■ Records provided:
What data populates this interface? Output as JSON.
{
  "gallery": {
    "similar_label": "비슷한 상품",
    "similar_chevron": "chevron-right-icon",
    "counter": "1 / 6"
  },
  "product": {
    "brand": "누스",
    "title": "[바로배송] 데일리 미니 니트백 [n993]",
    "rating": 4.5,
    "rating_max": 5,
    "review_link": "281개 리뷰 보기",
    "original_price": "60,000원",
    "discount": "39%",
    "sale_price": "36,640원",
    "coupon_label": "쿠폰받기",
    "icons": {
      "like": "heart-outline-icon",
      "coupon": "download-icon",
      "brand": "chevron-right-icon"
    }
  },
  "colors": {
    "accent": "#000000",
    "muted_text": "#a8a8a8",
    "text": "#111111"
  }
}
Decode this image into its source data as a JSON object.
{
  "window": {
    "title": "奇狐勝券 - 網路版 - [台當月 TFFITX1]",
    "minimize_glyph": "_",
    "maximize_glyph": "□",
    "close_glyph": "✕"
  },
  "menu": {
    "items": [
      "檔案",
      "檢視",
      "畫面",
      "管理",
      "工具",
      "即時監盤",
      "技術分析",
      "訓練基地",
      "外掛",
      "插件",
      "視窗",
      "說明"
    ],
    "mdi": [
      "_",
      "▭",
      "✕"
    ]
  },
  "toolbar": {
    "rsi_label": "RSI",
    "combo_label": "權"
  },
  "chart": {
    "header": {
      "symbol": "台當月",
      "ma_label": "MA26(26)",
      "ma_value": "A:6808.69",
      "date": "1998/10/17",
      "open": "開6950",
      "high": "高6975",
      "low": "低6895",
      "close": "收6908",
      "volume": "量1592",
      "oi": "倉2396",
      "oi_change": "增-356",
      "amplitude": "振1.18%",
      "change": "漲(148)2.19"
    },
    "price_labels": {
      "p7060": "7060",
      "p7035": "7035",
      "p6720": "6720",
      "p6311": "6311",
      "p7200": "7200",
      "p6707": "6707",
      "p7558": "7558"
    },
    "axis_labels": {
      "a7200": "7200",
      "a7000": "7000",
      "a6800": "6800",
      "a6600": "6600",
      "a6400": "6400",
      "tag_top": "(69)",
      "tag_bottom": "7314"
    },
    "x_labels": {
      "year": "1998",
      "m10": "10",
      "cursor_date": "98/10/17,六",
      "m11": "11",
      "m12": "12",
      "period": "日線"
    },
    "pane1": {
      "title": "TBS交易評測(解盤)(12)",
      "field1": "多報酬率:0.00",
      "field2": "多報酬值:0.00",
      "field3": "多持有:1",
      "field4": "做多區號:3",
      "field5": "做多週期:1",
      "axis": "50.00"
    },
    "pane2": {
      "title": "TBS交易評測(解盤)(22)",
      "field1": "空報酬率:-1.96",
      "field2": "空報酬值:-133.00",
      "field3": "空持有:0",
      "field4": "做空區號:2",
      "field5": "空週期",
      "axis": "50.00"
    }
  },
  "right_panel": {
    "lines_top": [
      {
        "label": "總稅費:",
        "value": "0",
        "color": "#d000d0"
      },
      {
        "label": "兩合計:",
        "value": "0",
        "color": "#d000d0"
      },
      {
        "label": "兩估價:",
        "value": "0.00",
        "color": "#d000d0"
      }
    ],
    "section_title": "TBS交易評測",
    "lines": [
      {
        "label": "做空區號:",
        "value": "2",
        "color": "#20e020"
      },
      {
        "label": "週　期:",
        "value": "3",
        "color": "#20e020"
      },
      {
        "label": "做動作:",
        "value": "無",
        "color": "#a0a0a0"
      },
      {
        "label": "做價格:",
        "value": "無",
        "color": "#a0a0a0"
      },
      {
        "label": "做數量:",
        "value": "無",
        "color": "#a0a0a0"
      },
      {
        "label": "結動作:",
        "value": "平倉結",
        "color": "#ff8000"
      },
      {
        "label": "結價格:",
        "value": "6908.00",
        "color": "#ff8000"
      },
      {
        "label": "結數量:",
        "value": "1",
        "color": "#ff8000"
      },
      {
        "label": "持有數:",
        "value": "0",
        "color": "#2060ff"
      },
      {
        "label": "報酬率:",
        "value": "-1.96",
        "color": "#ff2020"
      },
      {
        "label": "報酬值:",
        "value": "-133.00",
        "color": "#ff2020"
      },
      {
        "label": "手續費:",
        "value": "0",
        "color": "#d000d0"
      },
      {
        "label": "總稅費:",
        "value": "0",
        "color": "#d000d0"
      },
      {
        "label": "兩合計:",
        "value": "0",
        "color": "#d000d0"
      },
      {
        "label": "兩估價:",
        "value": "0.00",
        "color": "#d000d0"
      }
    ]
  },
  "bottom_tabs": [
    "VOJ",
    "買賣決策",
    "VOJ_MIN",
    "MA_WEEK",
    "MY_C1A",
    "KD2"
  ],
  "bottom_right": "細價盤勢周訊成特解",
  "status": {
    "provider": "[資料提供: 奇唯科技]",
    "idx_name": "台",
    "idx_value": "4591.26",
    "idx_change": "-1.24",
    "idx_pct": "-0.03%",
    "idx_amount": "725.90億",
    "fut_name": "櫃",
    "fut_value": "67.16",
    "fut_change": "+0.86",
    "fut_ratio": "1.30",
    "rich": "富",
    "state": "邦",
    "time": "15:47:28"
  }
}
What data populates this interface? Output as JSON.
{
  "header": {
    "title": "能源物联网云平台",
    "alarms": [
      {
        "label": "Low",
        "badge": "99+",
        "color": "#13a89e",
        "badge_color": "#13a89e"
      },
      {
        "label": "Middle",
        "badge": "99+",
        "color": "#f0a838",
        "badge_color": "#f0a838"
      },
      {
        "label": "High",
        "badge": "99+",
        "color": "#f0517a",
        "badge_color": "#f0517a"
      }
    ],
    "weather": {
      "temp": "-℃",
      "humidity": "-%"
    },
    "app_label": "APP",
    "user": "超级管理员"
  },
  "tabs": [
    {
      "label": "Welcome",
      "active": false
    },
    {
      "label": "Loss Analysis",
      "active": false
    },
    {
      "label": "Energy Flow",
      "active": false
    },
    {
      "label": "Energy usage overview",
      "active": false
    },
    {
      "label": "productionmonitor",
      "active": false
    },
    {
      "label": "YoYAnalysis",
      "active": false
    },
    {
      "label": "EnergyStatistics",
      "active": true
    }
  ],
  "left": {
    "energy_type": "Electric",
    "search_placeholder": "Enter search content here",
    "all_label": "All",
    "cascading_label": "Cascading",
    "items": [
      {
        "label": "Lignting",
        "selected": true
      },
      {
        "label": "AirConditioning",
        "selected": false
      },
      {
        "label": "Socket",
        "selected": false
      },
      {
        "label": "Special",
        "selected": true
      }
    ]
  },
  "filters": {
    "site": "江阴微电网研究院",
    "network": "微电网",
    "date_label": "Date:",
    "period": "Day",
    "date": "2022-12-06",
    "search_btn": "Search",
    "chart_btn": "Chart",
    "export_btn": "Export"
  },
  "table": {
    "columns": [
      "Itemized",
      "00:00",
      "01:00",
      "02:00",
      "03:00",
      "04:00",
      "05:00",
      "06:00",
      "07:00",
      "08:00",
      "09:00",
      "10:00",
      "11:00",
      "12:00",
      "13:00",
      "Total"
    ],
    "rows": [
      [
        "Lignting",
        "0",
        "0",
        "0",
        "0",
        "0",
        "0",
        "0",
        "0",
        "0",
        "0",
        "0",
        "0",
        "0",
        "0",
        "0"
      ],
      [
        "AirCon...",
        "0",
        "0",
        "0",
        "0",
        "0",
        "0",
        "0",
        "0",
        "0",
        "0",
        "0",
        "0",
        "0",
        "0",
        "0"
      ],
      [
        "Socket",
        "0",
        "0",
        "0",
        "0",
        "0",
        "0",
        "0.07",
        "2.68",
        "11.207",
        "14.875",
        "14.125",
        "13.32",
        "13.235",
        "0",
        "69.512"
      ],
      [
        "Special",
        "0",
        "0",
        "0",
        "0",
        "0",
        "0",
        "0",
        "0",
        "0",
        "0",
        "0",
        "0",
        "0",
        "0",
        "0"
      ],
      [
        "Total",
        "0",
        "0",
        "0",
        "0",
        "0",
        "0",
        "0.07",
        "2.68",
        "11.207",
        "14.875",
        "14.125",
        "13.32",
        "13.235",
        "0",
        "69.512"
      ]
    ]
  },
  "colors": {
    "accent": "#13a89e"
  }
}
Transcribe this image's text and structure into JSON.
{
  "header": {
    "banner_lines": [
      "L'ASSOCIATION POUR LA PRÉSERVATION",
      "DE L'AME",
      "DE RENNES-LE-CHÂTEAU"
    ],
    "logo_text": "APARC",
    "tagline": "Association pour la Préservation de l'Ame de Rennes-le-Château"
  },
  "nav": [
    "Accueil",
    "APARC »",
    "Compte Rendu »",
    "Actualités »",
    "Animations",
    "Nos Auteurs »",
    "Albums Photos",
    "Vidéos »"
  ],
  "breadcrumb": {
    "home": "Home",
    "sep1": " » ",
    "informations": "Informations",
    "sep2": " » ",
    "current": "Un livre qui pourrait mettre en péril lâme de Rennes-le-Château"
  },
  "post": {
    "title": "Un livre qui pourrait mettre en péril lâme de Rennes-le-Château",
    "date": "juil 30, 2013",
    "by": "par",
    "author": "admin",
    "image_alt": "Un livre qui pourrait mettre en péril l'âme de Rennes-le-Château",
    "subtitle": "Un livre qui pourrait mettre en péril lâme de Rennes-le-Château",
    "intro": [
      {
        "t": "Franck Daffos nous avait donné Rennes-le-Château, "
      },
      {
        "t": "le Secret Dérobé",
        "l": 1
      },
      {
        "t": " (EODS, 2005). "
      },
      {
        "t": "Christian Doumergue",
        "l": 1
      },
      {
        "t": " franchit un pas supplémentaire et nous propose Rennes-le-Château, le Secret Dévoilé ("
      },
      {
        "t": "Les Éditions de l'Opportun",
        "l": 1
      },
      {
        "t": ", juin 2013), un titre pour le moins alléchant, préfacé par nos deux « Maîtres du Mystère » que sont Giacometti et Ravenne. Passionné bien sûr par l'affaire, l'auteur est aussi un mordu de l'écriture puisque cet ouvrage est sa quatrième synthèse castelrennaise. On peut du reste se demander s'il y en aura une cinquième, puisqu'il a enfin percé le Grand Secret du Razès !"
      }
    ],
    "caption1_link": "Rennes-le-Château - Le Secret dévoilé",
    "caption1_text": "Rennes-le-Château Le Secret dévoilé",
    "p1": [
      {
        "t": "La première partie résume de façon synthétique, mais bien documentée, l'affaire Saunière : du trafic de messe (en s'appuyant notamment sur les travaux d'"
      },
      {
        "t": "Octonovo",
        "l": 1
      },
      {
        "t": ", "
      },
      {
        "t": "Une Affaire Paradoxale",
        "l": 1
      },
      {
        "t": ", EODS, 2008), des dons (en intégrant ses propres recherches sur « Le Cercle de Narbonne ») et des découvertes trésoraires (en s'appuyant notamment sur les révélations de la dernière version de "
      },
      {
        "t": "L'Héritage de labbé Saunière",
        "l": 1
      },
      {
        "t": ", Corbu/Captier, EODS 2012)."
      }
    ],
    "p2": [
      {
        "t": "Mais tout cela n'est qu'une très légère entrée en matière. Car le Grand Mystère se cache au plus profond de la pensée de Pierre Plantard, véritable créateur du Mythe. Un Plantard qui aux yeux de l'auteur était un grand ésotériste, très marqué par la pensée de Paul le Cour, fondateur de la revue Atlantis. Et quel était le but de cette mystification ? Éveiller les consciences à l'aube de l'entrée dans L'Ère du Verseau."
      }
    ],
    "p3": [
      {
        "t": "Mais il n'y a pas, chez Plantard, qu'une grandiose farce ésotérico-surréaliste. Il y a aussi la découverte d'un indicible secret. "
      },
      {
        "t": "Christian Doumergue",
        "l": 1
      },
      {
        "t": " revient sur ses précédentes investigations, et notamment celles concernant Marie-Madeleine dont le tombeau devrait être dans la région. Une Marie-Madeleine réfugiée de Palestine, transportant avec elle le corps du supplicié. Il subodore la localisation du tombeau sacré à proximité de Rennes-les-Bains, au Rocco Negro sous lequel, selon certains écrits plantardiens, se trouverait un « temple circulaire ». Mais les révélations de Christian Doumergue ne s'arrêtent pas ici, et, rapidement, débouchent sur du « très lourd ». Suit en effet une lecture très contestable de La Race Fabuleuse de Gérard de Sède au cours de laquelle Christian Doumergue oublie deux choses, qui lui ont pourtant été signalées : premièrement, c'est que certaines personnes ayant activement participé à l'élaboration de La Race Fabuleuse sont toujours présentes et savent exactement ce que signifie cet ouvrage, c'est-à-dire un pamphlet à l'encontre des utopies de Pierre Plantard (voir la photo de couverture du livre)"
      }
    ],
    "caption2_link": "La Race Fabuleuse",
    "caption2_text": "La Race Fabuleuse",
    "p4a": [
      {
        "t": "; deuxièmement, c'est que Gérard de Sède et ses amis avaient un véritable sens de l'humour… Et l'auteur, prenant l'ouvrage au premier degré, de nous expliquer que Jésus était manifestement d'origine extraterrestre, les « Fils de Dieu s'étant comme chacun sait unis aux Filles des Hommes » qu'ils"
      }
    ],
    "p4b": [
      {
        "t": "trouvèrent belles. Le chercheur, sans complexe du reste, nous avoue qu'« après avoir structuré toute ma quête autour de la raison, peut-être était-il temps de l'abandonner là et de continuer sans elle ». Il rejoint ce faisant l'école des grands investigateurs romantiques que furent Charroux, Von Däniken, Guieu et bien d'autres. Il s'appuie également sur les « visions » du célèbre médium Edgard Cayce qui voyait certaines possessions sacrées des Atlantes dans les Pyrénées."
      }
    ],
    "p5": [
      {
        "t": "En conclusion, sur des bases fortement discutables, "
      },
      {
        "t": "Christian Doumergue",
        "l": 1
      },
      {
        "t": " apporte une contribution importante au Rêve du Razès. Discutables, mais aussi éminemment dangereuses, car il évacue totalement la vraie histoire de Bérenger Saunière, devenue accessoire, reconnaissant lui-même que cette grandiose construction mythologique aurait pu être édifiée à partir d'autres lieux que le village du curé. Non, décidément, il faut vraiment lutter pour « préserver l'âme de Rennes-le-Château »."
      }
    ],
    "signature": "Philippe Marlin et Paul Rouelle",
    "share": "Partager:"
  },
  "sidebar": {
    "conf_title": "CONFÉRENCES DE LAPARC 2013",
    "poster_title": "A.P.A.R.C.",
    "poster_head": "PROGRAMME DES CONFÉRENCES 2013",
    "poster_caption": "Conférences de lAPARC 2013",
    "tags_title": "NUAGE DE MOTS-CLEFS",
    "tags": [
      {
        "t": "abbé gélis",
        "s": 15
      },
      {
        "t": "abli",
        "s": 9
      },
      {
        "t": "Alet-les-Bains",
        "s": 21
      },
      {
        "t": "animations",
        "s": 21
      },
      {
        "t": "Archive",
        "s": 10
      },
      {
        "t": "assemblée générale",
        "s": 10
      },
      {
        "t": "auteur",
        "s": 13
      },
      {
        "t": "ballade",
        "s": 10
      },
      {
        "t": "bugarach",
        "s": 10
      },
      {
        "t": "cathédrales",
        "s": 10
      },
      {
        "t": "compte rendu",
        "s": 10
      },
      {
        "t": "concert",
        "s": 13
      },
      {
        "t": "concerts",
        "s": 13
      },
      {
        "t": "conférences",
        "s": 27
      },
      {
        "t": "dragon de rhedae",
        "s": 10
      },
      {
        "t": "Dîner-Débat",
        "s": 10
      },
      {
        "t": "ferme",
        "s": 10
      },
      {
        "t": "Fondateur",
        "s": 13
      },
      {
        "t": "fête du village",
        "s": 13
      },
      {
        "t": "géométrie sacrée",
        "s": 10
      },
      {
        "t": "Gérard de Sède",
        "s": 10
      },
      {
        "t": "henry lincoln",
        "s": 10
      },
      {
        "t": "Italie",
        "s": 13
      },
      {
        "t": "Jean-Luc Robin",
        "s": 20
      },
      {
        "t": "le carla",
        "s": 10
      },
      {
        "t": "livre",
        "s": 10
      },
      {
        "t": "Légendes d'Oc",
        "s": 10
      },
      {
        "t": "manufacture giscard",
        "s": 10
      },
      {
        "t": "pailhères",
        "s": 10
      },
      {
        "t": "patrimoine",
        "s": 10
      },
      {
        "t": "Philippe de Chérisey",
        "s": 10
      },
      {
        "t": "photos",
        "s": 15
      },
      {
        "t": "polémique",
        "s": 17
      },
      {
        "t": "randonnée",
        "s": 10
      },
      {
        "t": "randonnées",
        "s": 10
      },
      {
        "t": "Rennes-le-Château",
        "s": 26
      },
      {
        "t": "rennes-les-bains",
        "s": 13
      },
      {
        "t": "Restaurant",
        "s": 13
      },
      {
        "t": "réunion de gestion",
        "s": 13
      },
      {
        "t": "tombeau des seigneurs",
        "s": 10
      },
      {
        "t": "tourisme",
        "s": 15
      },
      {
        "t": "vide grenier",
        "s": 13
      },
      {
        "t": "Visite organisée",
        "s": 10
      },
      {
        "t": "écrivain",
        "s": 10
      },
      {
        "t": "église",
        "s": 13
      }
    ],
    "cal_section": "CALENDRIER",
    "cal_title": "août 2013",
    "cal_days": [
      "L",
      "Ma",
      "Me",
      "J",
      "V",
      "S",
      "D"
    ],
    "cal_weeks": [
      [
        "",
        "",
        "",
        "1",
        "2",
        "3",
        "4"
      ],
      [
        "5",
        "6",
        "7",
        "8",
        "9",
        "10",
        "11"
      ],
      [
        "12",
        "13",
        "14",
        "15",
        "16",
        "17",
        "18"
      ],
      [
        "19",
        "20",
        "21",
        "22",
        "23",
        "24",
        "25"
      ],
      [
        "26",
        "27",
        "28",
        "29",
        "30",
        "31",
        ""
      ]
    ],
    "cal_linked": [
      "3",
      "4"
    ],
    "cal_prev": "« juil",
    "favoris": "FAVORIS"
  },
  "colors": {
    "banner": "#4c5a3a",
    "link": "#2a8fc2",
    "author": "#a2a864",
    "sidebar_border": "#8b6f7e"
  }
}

■ What is expected: Lines that include the word "bien" — how many are there in the data? Answer with the number alone.

■ Output for this exercise: 3